● **SHORT TASK**
State the number of lines in these records that include the word "pressure", and add nothing to it.
— start PROVIDED DATA —
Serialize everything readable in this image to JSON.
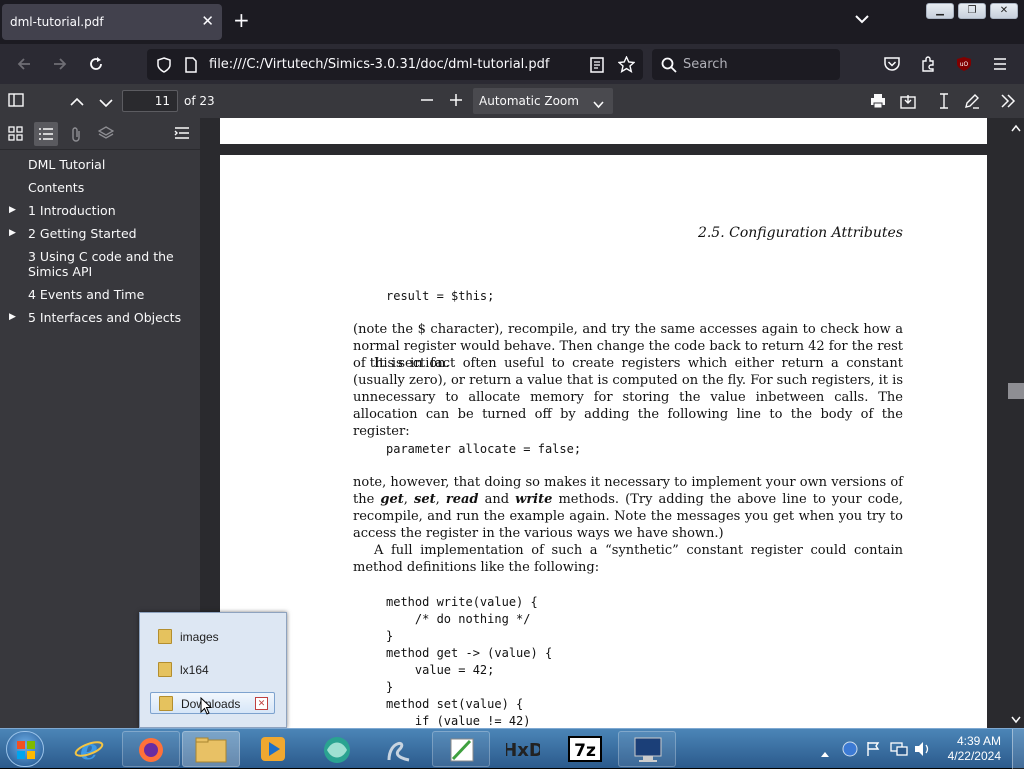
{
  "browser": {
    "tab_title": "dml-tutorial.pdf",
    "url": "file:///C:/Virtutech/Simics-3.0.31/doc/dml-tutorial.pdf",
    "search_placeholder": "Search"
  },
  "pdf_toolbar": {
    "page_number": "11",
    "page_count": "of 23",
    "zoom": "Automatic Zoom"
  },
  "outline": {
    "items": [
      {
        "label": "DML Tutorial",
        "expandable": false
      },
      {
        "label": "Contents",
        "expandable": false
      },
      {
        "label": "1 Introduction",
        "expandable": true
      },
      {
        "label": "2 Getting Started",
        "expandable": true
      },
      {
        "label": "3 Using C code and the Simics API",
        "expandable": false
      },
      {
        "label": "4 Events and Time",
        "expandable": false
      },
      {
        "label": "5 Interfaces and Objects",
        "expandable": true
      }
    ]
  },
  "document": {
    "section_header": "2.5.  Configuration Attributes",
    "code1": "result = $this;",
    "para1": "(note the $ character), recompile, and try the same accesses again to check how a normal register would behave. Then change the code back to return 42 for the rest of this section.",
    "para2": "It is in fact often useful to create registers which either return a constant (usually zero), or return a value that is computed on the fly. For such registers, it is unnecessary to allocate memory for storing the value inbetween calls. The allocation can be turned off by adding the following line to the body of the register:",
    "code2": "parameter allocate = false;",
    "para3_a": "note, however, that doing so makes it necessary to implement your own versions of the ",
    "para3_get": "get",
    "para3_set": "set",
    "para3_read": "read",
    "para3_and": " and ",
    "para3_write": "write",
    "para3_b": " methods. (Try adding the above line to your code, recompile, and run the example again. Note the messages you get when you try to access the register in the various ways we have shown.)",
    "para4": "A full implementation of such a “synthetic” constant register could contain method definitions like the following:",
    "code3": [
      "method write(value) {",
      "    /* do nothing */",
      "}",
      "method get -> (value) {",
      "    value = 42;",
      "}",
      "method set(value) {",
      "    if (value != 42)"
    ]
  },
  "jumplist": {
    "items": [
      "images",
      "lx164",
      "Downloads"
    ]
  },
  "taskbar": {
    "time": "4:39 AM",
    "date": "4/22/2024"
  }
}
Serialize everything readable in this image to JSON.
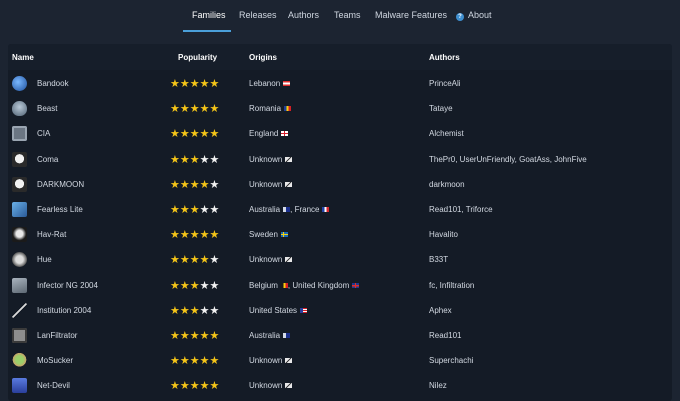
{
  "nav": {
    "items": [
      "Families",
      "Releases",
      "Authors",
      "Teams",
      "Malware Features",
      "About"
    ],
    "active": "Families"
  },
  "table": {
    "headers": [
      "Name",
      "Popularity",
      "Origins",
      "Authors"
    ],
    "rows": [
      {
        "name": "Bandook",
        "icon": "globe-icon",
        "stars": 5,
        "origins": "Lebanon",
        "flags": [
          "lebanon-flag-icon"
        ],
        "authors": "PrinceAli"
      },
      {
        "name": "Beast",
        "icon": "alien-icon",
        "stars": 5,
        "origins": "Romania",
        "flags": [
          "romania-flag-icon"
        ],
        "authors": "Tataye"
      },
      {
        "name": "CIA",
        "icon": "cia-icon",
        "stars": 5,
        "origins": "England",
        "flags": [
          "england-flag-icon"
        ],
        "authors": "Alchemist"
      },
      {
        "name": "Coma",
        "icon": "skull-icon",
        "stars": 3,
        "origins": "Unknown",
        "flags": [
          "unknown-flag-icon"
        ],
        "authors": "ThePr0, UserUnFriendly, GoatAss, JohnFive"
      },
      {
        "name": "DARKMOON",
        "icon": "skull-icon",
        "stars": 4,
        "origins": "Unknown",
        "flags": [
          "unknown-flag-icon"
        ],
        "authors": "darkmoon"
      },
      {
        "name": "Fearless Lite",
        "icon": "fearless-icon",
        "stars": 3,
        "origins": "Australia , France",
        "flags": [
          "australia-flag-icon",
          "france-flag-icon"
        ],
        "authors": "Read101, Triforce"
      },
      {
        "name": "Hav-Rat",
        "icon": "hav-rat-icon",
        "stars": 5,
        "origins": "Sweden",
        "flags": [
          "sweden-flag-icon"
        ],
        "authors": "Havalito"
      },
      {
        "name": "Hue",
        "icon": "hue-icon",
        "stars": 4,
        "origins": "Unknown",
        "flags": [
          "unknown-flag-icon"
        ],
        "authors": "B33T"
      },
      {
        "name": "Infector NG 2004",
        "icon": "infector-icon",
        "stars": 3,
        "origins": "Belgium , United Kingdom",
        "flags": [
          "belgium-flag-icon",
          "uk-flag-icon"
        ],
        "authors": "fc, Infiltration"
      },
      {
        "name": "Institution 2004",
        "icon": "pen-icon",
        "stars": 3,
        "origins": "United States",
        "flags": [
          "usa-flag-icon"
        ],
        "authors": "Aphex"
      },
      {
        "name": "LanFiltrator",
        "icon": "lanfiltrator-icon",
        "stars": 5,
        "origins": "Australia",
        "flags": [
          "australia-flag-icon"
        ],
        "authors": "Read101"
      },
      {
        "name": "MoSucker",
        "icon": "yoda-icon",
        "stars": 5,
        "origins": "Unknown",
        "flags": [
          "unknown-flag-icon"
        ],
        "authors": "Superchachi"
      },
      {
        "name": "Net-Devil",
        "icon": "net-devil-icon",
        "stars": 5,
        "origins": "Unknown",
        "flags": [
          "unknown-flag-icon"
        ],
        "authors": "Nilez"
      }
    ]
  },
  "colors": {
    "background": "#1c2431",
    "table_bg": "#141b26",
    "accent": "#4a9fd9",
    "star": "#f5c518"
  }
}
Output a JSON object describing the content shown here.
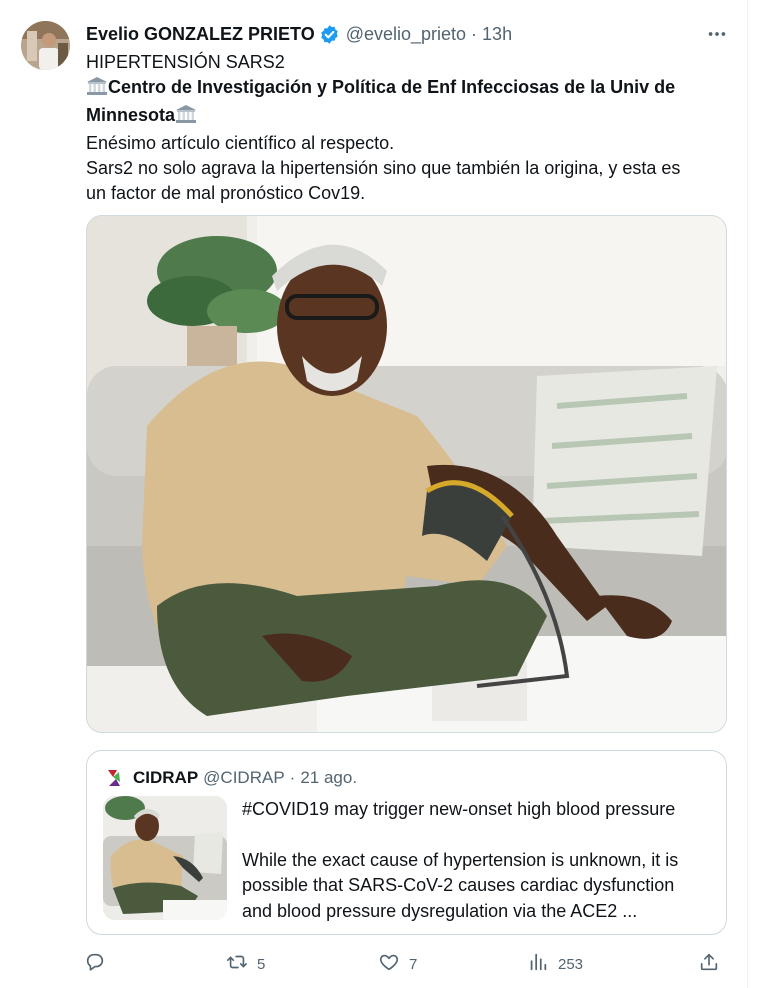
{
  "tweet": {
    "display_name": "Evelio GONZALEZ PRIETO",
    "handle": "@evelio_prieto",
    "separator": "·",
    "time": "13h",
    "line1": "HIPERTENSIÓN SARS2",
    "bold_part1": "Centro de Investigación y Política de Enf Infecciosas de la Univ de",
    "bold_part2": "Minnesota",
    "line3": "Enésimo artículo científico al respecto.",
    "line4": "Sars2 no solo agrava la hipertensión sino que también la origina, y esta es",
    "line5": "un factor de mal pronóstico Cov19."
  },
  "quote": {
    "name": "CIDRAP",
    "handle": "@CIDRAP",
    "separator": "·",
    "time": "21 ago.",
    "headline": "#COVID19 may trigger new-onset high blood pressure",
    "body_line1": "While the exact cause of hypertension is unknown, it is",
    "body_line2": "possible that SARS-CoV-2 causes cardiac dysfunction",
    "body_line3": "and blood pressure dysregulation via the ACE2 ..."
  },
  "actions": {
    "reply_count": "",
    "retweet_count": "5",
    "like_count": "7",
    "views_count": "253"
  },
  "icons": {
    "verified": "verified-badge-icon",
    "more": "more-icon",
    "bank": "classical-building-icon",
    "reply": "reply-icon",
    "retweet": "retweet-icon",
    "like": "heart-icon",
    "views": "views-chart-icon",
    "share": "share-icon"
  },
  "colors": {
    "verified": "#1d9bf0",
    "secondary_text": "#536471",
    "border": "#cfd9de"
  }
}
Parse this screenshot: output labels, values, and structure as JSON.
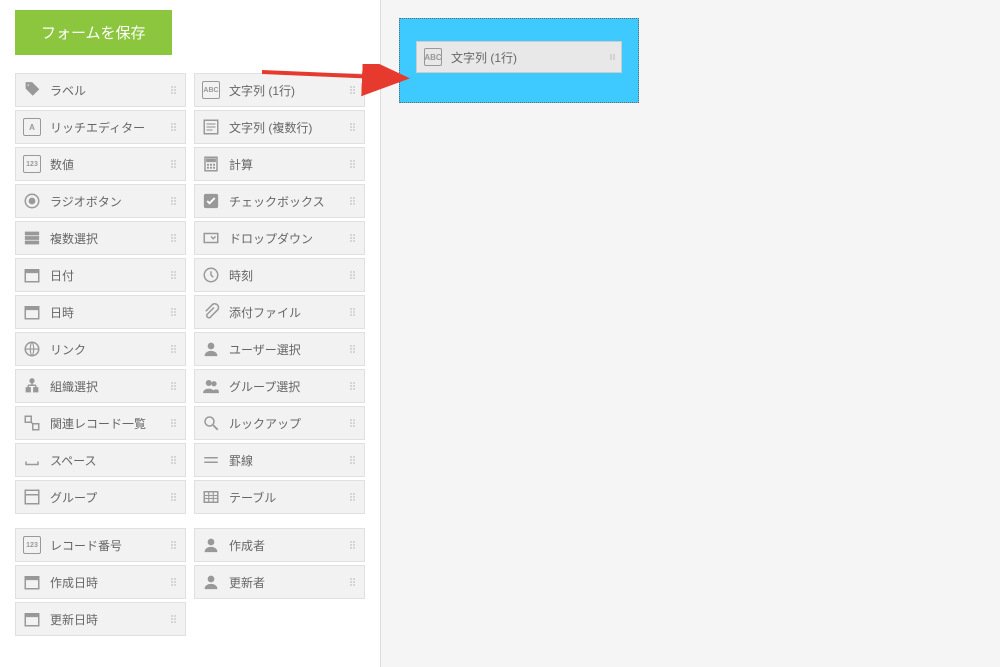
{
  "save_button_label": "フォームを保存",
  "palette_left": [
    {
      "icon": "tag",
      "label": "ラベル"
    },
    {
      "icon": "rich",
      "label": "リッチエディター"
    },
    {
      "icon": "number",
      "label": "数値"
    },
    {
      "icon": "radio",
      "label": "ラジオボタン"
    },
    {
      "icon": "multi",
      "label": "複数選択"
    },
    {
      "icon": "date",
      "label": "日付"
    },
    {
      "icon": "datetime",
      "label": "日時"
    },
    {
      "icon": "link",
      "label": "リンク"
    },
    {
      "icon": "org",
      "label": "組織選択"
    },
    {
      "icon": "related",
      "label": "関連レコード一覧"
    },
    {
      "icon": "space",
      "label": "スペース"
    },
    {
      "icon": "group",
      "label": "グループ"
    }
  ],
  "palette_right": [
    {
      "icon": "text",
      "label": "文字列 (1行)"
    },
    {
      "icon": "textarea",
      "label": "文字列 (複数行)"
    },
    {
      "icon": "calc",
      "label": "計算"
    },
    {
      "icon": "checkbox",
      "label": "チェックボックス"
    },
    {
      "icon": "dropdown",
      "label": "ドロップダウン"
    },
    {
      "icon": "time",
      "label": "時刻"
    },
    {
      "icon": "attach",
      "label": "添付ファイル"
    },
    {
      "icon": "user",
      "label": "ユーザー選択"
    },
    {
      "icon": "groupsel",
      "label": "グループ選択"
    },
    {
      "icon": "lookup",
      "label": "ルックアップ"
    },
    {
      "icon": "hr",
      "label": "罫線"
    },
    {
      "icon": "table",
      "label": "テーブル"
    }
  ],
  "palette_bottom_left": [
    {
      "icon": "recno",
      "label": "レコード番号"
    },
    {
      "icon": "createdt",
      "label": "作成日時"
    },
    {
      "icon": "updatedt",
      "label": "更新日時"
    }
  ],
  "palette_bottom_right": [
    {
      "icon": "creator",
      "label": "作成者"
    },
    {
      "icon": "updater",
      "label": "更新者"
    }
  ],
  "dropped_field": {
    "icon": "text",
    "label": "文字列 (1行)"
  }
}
— end PROVIDED DATA —
● **THE REPLY**
2